YOUR GOAL -> Each line that follows is to be retyped exactly.

··· DATASET EXCERPTS ···

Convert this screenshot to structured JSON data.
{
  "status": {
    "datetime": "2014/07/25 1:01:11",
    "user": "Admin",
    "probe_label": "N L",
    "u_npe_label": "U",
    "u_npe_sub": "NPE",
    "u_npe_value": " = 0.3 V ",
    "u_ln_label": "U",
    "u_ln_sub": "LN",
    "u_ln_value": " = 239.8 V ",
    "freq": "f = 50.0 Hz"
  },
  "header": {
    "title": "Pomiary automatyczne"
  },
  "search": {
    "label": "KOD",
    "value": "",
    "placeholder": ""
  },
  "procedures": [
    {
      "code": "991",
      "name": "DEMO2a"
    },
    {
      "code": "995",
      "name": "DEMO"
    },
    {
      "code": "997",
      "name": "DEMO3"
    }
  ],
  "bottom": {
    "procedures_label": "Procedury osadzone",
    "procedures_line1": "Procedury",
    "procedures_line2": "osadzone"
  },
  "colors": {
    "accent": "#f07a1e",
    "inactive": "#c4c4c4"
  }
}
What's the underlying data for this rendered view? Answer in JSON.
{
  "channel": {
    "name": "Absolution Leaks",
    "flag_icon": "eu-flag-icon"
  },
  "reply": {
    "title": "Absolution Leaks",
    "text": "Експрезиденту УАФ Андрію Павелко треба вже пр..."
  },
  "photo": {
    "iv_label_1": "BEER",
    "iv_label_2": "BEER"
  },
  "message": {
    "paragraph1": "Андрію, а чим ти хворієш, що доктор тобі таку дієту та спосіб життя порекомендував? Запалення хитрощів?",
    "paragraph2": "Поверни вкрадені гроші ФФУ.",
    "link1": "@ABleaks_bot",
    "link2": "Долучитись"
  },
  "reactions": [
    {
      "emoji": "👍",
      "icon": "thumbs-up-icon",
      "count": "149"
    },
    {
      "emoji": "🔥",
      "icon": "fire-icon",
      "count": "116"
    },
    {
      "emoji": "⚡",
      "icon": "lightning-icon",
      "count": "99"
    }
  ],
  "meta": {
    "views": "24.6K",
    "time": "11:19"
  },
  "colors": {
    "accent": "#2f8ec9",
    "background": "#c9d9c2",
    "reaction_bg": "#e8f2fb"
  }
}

···

TASK SOLUTION ->
Convert this screenshot to structured JSON data.
{
  "status": {
    "datetime": "2014/07/25 1:01:11",
    "user": "Admin",
    "probe_label": "N L",
    "u_npe_label": "U",
    "u_npe_sub": "NPE",
    "u_npe_value": " = 0.3 V ",
    "u_ln_label": "U",
    "u_ln_sub": "LN",
    "u_ln_value": " = 239.8 V ",
    "freq": "f = 50.0 Hz"
  },
  "header": {
    "title": "Pomiary automatyczne"
  },
  "search": {
    "label": "KOD",
    "value": "",
    "placeholder": ""
  },
  "procedures": [
    {
      "code": "991",
      "name": "DEMO2a"
    },
    {
      "code": "995",
      "name": "DEMO"
    },
    {
      "code": "997",
      "name": "DEMO3"
    }
  ],
  "bottom": {
    "procedures_label": "Procedury osadzone",
    "procedures_line1": "Procedury",
    "procedures_line2": "osadzone"
  },
  "colors": {
    "accent": "#f07a1e",
    "inactive": "#c4c4c4"
  }
}
What's the underlying data for this rendered view? Answer in JSON.
{
  "channel": {
    "name": "Absolution Leaks",
    "flag_icon": "eu-flag-icon"
  },
  "reply": {
    "title": "Absolution Leaks",
    "text": "Експрезиденту УАФ Андрію Павелко треба вже пр..."
  },
  "photo": {
    "iv_label_1": "BEER",
    "iv_label_2": "BEER"
  },
  "message": {
    "paragraph1": "Андрію, а чим ти хворієш, що доктор тобі таку дієту та спосіб життя порекомендував? Запалення хитрощів?",
    "paragraph2": "Поверни вкрадені гроші ФФУ.",
    "link1": "@ABleaks_bot",
    "link2": "Долучитись"
  },
  "reactions": [
    {
      "emoji": "👍",
      "icon": "thumbs-up-icon",
      "count": "149"
    },
    {
      "emoji": "🔥",
      "icon": "fire-icon",
      "count": "116"
    },
    {
      "emoji": "⚡",
      "icon": "lightning-icon",
      "count": "99"
    }
  ],
  "meta": {
    "views": "24.6K",
    "time": "11:19"
  },
  "colors": {
    "accent": "#2f8ec9",
    "background": "#c9d9c2",
    "reaction_bg": "#e8f2fb"
  }
}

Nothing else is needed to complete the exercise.